## start

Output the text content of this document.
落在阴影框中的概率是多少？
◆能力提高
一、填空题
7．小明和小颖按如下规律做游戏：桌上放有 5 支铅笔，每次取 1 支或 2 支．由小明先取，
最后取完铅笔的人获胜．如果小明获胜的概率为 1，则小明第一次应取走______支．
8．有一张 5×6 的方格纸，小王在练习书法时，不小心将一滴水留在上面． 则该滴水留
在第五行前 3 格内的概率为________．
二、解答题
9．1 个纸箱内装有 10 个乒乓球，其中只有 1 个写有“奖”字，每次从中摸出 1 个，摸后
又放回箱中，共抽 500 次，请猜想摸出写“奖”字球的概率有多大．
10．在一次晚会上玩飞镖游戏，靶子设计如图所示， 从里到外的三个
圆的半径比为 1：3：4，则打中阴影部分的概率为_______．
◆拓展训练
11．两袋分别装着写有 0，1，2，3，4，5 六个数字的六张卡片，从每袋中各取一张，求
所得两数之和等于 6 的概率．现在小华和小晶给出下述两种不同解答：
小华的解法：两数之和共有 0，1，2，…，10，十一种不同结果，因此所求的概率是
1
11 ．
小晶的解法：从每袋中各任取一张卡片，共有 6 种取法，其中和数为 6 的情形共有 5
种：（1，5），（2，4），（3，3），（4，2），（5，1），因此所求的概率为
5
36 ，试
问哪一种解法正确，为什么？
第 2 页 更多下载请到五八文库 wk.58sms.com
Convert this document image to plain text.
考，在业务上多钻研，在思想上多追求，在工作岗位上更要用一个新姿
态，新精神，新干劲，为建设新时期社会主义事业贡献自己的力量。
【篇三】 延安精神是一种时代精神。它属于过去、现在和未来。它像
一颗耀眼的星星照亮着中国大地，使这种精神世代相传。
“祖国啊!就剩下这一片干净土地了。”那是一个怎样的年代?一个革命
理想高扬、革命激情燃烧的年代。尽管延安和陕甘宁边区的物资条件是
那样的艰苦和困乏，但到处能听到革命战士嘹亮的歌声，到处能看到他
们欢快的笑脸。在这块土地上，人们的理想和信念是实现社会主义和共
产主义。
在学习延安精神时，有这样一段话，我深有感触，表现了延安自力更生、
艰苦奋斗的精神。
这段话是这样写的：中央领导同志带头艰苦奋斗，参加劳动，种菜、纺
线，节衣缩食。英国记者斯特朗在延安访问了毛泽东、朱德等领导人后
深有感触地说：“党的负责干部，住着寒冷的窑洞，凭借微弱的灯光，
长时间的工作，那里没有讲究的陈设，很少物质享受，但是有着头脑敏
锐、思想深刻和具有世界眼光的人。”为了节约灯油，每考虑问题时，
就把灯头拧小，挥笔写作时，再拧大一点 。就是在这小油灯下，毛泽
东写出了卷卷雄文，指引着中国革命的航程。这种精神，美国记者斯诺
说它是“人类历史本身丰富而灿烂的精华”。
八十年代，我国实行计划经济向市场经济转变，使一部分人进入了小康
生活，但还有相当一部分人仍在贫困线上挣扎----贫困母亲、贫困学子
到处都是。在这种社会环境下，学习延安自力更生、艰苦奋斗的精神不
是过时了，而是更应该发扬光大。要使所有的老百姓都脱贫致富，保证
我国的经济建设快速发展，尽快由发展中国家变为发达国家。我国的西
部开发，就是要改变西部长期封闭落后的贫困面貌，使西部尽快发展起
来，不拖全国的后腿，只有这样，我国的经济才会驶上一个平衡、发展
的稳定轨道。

## end

- GIVEN TASK -
List every line above containing the word "text".

- RESULT OF THE EXERCISE -
Output the text content of this document.
Convert this document image to plain text.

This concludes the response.